Task objective: Print the whole listing exactly.

(Dataset excerpt)
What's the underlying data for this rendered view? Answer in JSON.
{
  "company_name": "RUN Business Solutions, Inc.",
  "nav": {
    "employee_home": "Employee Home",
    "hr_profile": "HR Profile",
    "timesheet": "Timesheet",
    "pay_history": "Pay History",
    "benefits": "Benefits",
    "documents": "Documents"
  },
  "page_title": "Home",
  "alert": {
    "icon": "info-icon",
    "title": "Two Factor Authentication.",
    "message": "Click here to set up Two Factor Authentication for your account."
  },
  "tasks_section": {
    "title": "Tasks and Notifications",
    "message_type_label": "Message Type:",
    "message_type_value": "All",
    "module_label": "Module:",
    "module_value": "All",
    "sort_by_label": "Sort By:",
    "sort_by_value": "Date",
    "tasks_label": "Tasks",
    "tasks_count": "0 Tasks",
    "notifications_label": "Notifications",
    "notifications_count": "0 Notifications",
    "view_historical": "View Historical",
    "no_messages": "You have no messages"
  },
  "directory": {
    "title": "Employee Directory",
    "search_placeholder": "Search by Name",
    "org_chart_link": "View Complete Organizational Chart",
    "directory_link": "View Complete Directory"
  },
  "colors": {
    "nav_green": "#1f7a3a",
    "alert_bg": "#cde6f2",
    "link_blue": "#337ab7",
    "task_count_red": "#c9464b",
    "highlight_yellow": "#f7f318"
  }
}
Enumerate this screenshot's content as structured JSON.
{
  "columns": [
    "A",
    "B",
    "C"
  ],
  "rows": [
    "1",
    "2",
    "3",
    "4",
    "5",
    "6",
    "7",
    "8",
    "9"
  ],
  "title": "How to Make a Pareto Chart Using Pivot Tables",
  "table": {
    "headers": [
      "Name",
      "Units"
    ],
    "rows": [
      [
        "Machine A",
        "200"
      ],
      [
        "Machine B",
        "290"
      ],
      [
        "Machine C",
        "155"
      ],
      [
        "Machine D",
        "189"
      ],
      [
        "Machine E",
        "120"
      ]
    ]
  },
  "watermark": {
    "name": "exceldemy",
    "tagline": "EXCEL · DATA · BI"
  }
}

Exercise response:
What's the underlying data for this rendered view? Answer in JSON.
{
  "company_name": "RUN Business Solutions, Inc.",
  "nav": {
    "employee_home": "Employee Home",
    "hr_profile": "HR Profile",
    "timesheet": "Timesheet",
    "pay_history": "Pay History",
    "benefits": "Benefits",
    "documents": "Documents"
  },
  "page_title": "Home",
  "alert": {
    "icon": "info-icon",
    "title": "Two Factor Authentication.",
    "message": "Click here to set up Two Factor Authentication for your account."
  },
  "tasks_section": {
    "title": "Tasks and Notifications",
    "message_type_label": "Message Type:",
    "message_type_value": "All",
    "module_label": "Module:",
    "module_value": "All",
    "sort_by_label": "Sort By:",
    "sort_by_value": "Date",
    "tasks_label": "Tasks",
    "tasks_count": "0 Tasks",
    "notifications_label": "Notifications",
    "notifications_count": "0 Notifications",
    "view_historical": "View Historical",
    "no_messages": "You have no messages"
  },
  "directory": {
    "title": "Employee Directory",
    "search_placeholder": "Search by Name",
    "org_chart_link": "View Complete Organizational Chart",
    "directory_link": "View Complete Directory"
  },
  "colors": {
    "nav_green": "#1f7a3a",
    "alert_bg": "#cde6f2",
    "link_blue": "#337ab7",
    "task_count_red": "#c9464b",
    "highlight_yellow": "#f7f318"
  }
}
Enumerate this screenshot's content as structured JSON.
{
  "columns": [
    "A",
    "B",
    "C"
  ],
  "rows": [
    "1",
    "2",
    "3",
    "4",
    "5",
    "6",
    "7",
    "8",
    "9"
  ],
  "title": "How to Make a Pareto Chart Using Pivot Tables",
  "table": {
    "headers": [
      "Name",
      "Units"
    ],
    "rows": [
      [
        "Machine A",
        "200"
      ],
      [
        "Machine B",
        "290"
      ],
      [
        "Machine C",
        "155"
      ],
      [
        "Machine D",
        "189"
      ],
      [
        "Machine E",
        "120"
      ]
    ]
  },
  "watermark": {
    "name": "exceldemy",
    "tagline": "EXCEL · DATA · BI"
  }
}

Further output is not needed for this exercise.